§ **AIM OF THE EXERCISE**
Please transcribe the data below exactly. Leave the pictures out.

— start of DATA FOR THIS TASK —

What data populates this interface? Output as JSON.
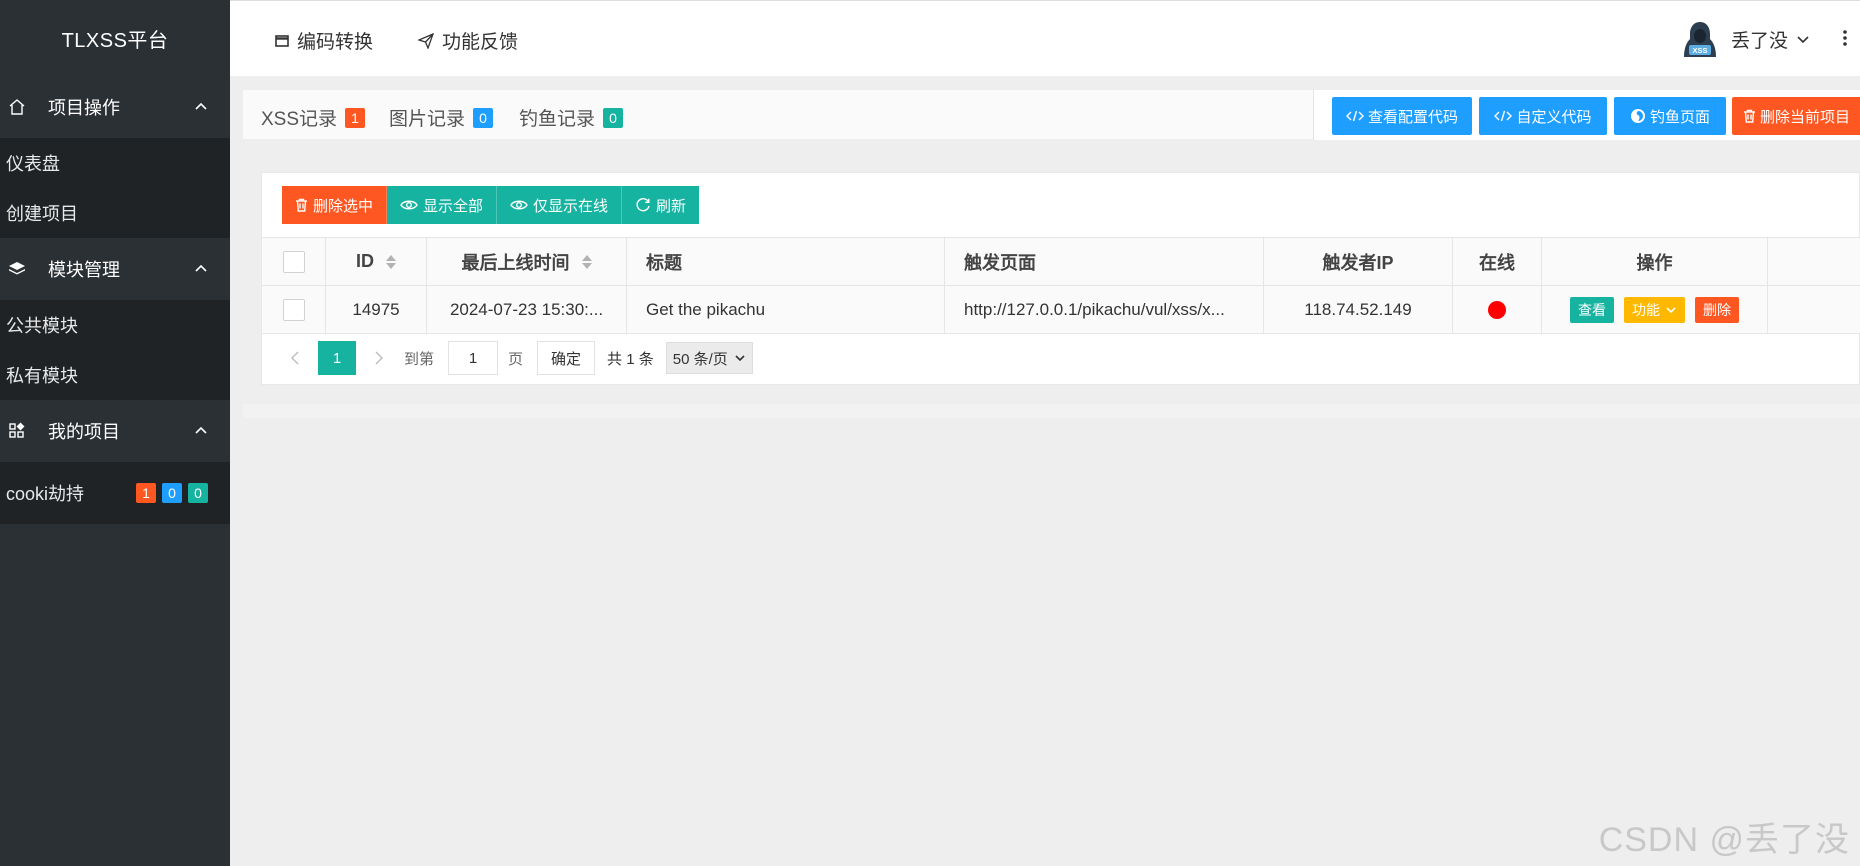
{
  "sidebar": {
    "logo": "TLXSS平台",
    "groups": [
      {
        "label": "项目操作",
        "icon": "home-icon"
      },
      {
        "label": "模块管理",
        "icon": "layers-icon"
      },
      {
        "label": "我的项目",
        "icon": "apps-icon"
      }
    ],
    "project_ops": [
      "仪表盘",
      "创建项目"
    ],
    "modules": [
      "公共模块",
      "私有模块"
    ],
    "my_projects": [
      {
        "label": "cooki劫持",
        "counts": [
          "1",
          "0",
          "0"
        ]
      }
    ]
  },
  "header": {
    "links": [
      {
        "label": "编码转换",
        "icon": "window-icon"
      },
      {
        "label": "功能反馈",
        "icon": "send-icon"
      }
    ],
    "user": {
      "name": "丢了没",
      "avatar_text": "XSS"
    }
  },
  "tabs": [
    {
      "label": "XSS记录",
      "count": "1",
      "color": "#ff5722"
    },
    {
      "label": "图片记录",
      "count": "0",
      "color": "#1e9fff"
    },
    {
      "label": "钓鱼记录",
      "count": "0",
      "color": "#16b3a1"
    }
  ],
  "tab_buttons": [
    {
      "label": "查看配置代码",
      "color": "#1e9fff",
      "icon": "code-icon"
    },
    {
      "label": "自定义代码",
      "color": "#1e9fff",
      "icon": "code-icon"
    },
    {
      "label": "钓鱼页面",
      "color": "#1e9fff",
      "icon": "firefox-icon"
    },
    {
      "label": "删除当前项目",
      "color": "#ff5722",
      "icon": "trash-icon"
    }
  ],
  "toolbar": [
    {
      "label": "删除选中",
      "color": "#ff5722",
      "icon": "trash-icon"
    },
    {
      "label": "显示全部",
      "color": "#16b3a1",
      "icon": "eye-icon"
    },
    {
      "label": "仅显示在线",
      "color": "#16b3a1",
      "icon": "eye-icon"
    },
    {
      "label": "刷新",
      "color": "#16b3a1",
      "icon": "refresh-icon"
    }
  ],
  "table": {
    "columns": [
      "ID",
      "最后上线时间",
      "标题",
      "触发页面",
      "触发者IP",
      "在线",
      "操作"
    ],
    "rows": [
      {
        "id": "14975",
        "time": "2024-07-23 15:30:...",
        "title": "Get the pikachu",
        "page": "http://127.0.0.1/pikachu/vul/xss/x...",
        "ip": "118.74.52.149",
        "online": true,
        "actions": {
          "view": "查看",
          "func": "功能",
          "del": "删除"
        }
      }
    ]
  },
  "pager": {
    "current": "1",
    "goto_label": "到第",
    "goto_value": "1",
    "page_suffix": "页",
    "confirm": "确定",
    "total": "共 1 条",
    "per_page": "50 条/页"
  },
  "watermark": "CSDN @丢了没"
}
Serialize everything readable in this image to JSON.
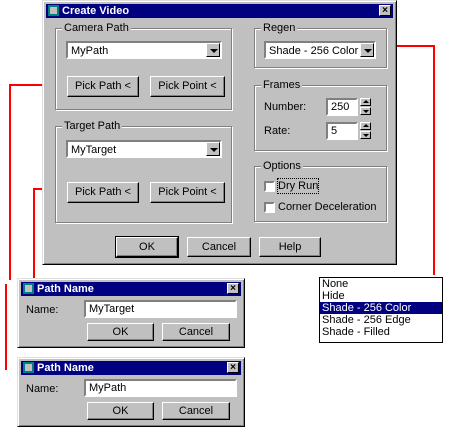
{
  "create_video": {
    "title": "Create Video",
    "camera_path": {
      "label": "Camera Path",
      "value": "MyPath",
      "pick_path": "Pick Path <",
      "pick_point": "Pick Point <"
    },
    "target_path": {
      "label": "Target Path",
      "value": "MyTarget",
      "pick_path": "Pick Path <",
      "pick_point": "Pick Point <"
    },
    "regen": {
      "label": "Regen",
      "value": "Shade - 256 Color"
    },
    "frames": {
      "label": "Frames",
      "number_label": "Number:",
      "number_value": "250",
      "rate_label": "Rate:",
      "rate_value": "5"
    },
    "options": {
      "label": "Options",
      "dry_run": "Dry Run",
      "corner_deceleration": "Corner Deceleration"
    },
    "buttons": {
      "ok": "OK",
      "cancel": "Cancel",
      "help": "Help"
    }
  },
  "regen_dropdown": {
    "items": [
      "None",
      "Hide",
      "Shade - 256 Color",
      "Shade - 256 Edge",
      "Shade - Filled"
    ],
    "selected_index": 2
  },
  "path_name_target": {
    "title": "Path Name",
    "name_label": "Name:",
    "name_value": "MyTarget",
    "ok": "OK",
    "cancel": "Cancel"
  },
  "path_name_camera": {
    "title": "Path Name",
    "name_label": "Name:",
    "name_value": "MyPath",
    "ok": "OK",
    "cancel": "Cancel"
  },
  "colors": {
    "connector": "#ff0000",
    "title_bar": "#000080",
    "dialog_face": "#c0c0c0"
  }
}
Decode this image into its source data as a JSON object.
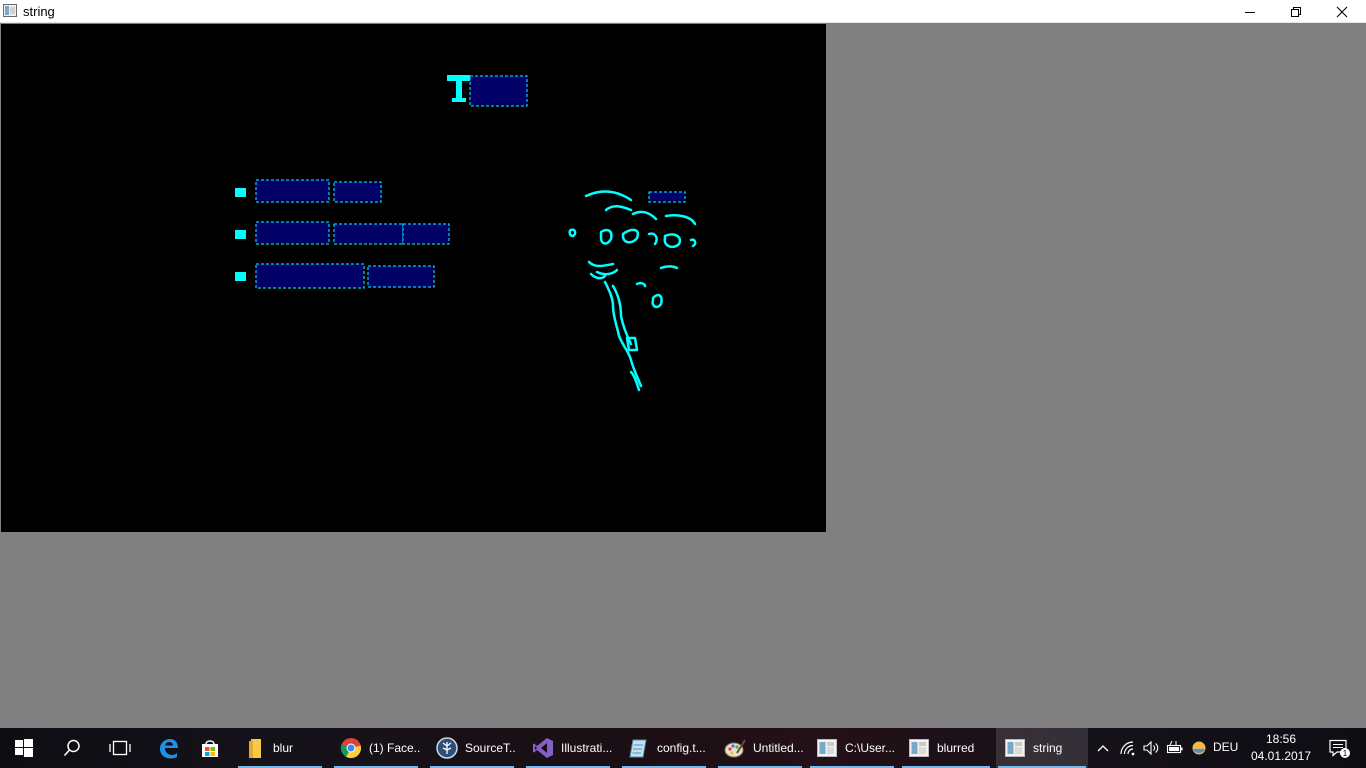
{
  "window": {
    "title": "string",
    "icon": "image-window-icon",
    "controls": [
      "minimize-icon",
      "restore-icon",
      "close-icon"
    ]
  },
  "canvas": {
    "background": "#000000",
    "outline_color": "#00ffff",
    "fill_color": "#000066"
  },
  "taskbar": {
    "apps": [
      {
        "label": "blur",
        "icon": "folder-icon"
      },
      {
        "label": "(1) Face...",
        "icon": "chrome-icon"
      },
      {
        "label": "SourceT...",
        "icon": "sourcetree-icon"
      },
      {
        "label": "Illustrati...",
        "icon": "visual-studio-icon"
      },
      {
        "label": "config.t...",
        "icon": "notepad-icon"
      },
      {
        "label": "Untitled...",
        "icon": "paint-icon"
      },
      {
        "label": "C:\\User...",
        "icon": "image-window-icon"
      },
      {
        "label": "blurred",
        "icon": "image-window-icon"
      },
      {
        "label": "string",
        "icon": "image-window-icon"
      }
    ],
    "language": "DEU",
    "time": "18:56",
    "date": "04.01.2017",
    "notification_count": "1"
  }
}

— end of DATA FOR THIS TASK —

§ **SOLUTION TO THE EXERCISE**
What data populates this interface? Output as JSON.
{
  "sidebar": {
    "logo": "TLXSS平台",
    "groups": [
      {
        "label": "项目操作",
        "icon": "home-icon"
      },
      {
        "label": "模块管理",
        "icon": "layers-icon"
      },
      {
        "label": "我的项目",
        "icon": "apps-icon"
      }
    ],
    "project_ops": [
      "仪表盘",
      "创建项目"
    ],
    "modules": [
      "公共模块",
      "私有模块"
    ],
    "my_projects": [
      {
        "label": "cooki劫持",
        "counts": [
          "1",
          "0",
          "0"
        ]
      }
    ]
  },
  "header": {
    "links": [
      {
        "label": "编码转换",
        "icon": "window-icon"
      },
      {
        "label": "功能反馈",
        "icon": "send-icon"
      }
    ],
    "user": {
      "name": "丢了没",
      "avatar_text": "XSS"
    }
  },
  "tabs": [
    {
      "label": "XSS记录",
      "count": "1",
      "color": "#ff5722"
    },
    {
      "label": "图片记录",
      "count": "0",
      "color": "#1e9fff"
    },
    {
      "label": "钓鱼记录",
      "count": "0",
      "color": "#16b3a1"
    }
  ],
  "tab_buttons": [
    {
      "label": "查看配置代码",
      "color": "#1e9fff",
      "icon": "code-icon"
    },
    {
      "label": "自定义代码",
      "color": "#1e9fff",
      "icon": "code-icon"
    },
    {
      "label": "钓鱼页面",
      "color": "#1e9fff",
      "icon": "firefox-icon"
    },
    {
      "label": "删除当前项目",
      "color": "#ff5722",
      "icon": "trash-icon"
    }
  ],
  "toolbar": [
    {
      "label": "删除选中",
      "color": "#ff5722",
      "icon": "trash-icon"
    },
    {
      "label": "显示全部",
      "color": "#16b3a1",
      "icon": "eye-icon"
    },
    {
      "label": "仅显示在线",
      "color": "#16b3a1",
      "icon": "eye-icon"
    },
    {
      "label": "刷新",
      "color": "#16b3a1",
      "icon": "refresh-icon"
    }
  ],
  "table": {
    "columns": [
      "ID",
      "最后上线时间",
      "标题",
      "触发页面",
      "触发者IP",
      "在线",
      "操作"
    ],
    "rows": [
      {
        "id": "14975",
        "time": "2024-07-23 15:30:...",
        "title": "Get the pikachu",
        "page": "http://127.0.0.1/pikachu/vul/xss/x...",
        "ip": "118.74.52.149",
        "online": true,
        "actions": {
          "view": "查看",
          "func": "功能",
          "del": "删除"
        }
      }
    ]
  },
  "pager": {
    "current": "1",
    "goto_label": "到第",
    "goto_value": "1",
    "page_suffix": "页",
    "confirm": "确定",
    "total": "共 1 条",
    "per_page": "50 条/页"
  },
  "watermark": "CSDN @丢了没"
}
Serialize everything readable in this image to JSON.
{
  "create_video": {
    "title": "Create Video",
    "camera_path": {
      "label": "Camera Path",
      "value": "MyPath",
      "pick_path": "Pick Path <",
      "pick_point": "Pick Point <"
    },
    "target_path": {
      "label": "Target Path",
      "value": "MyTarget",
      "pick_path": "Pick Path <",
      "pick_point": "Pick Point <"
    },
    "regen": {
      "label": "Regen",
      "value": "Shade - 256 Color"
    },
    "frames": {
      "label": "Frames",
      "number_label": "Number:",
      "number_value": "250",
      "rate_label": "Rate:",
      "rate_value": "5"
    },
    "options": {
      "label": "Options",
      "dry_run": "Dry Run",
      "corner_deceleration": "Corner Deceleration"
    },
    "buttons": {
      "ok": "OK",
      "cancel": "Cancel",
      "help": "Help"
    }
  },
  "regen_dropdown": {
    "items": [
      "None",
      "Hide",
      "Shade - 256 Color",
      "Shade - 256 Edge",
      "Shade - Filled"
    ],
    "selected_index": 2
  },
  "path_name_target": {
    "title": "Path Name",
    "name_label": "Name:",
    "name_value": "MyTarget",
    "ok": "OK",
    "cancel": "Cancel"
  },
  "path_name_camera": {
    "title": "Path Name",
    "name_label": "Name:",
    "name_value": "MyPath",
    "ok": "OK",
    "cancel": "Cancel"
  },
  "colors": {
    "connector": "#ff0000",
    "title_bar": "#000080",
    "dialog_face": "#c0c0c0"
  }
}
Decode this image into its source data as a JSON object.
{
  "window": {
    "title": "string",
    "icon": "image-window-icon",
    "controls": [
      "minimize-icon",
      "restore-icon",
      "close-icon"
    ]
  },
  "canvas": {
    "background": "#000000",
    "outline_color": "#00ffff",
    "fill_color": "#000066"
  },
  "taskbar": {
    "apps": [
      {
        "label": "blur",
        "icon": "folder-icon"
      },
      {
        "label": "(1) Face...",
        "icon": "chrome-icon"
      },
      {
        "label": "SourceT...",
        "icon": "sourcetree-icon"
      },
      {
        "label": "Illustrati...",
        "icon": "visual-studio-icon"
      },
      {
        "label": "config.t...",
        "icon": "notepad-icon"
      },
      {
        "label": "Untitled...",
        "icon": "paint-icon"
      },
      {
        "label": "C:\\User...",
        "icon": "image-window-icon"
      },
      {
        "label": "blurred",
        "icon": "image-window-icon"
      },
      {
        "label": "string",
        "icon": "image-window-icon"
      }
    ],
    "language": "DEU",
    "time": "18:56",
    "date": "04.01.2017",
    "notification_count": "1"
  }
}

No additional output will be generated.